People entering pubs, restaurants, and cafes will be asked to show their bar codes in order to fight the Absolute Doom virus.
This is being introduced as something optional, as a guideline for these businesses, but it is highly likely to end up being mandatory either explicitly because the government orders it, or because most businesses will refuse to serve people who don’t scan their coronavirus tracking app bar codes “to protect their customers.”
I’m not saying this is literally the Mark of the Beast.
I’m just saying this literally sounds an awful lot like the Mark of the Beast.
The long-awaited mobile tracing app will finally be launched today, three months after it was promised.
Pilot schemes will begin within days on the Isle of Wight – where the first app was tested and failed – alongside one other location and among volunteers.
The public will be urged to scan barcodes at pubs, cafes and restaurants to provide a ‘virtual diary’ of their recent movements.
If another customer in a venue at about the same time tests positive for the virus, the phone owner will be alerted and encouraged to isolate for 14 days and book a test.
::::::::::
What you will do:
According to the passage about the coronavirus tracing app, for how many days will an alerted phone owner be encouraged to isolate?

Document layout analysis data
::::::::::
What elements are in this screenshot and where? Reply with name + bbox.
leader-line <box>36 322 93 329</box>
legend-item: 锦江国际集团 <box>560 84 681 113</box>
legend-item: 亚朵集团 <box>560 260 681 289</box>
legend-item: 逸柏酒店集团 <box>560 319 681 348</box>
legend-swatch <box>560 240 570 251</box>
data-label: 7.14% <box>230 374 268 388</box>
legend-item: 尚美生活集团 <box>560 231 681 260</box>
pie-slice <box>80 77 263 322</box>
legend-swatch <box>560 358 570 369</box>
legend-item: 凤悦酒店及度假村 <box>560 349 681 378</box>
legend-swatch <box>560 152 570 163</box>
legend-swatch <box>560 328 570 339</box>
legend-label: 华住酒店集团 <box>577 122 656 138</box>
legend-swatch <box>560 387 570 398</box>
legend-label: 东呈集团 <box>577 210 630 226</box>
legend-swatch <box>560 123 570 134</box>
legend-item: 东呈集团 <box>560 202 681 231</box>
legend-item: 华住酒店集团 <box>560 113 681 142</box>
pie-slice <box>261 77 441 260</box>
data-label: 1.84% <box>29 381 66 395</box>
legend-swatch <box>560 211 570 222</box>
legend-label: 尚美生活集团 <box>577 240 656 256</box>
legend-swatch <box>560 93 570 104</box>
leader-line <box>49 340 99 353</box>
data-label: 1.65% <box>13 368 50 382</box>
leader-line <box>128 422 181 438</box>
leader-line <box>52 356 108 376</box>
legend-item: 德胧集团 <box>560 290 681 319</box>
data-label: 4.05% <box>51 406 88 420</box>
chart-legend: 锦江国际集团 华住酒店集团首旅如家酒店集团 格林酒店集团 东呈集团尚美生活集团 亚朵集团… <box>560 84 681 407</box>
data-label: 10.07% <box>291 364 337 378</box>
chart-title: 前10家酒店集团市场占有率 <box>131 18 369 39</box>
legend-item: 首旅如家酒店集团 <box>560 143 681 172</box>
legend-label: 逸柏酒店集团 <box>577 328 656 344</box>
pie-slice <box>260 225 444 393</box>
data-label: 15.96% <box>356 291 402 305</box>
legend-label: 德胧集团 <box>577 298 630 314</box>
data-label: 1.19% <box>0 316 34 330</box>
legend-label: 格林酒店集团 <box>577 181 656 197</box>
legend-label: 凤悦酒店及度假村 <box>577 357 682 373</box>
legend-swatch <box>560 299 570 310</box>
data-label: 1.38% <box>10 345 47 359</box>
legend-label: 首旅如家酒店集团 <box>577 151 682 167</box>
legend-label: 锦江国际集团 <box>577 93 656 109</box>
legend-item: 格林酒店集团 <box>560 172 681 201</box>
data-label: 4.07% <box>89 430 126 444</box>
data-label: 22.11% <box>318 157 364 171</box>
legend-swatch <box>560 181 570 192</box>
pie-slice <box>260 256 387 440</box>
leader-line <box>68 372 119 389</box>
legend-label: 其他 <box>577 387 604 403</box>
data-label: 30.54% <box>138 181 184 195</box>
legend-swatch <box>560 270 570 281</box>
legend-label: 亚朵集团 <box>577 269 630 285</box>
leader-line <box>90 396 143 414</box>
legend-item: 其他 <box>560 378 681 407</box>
::::::::::
Written reply:
14 days.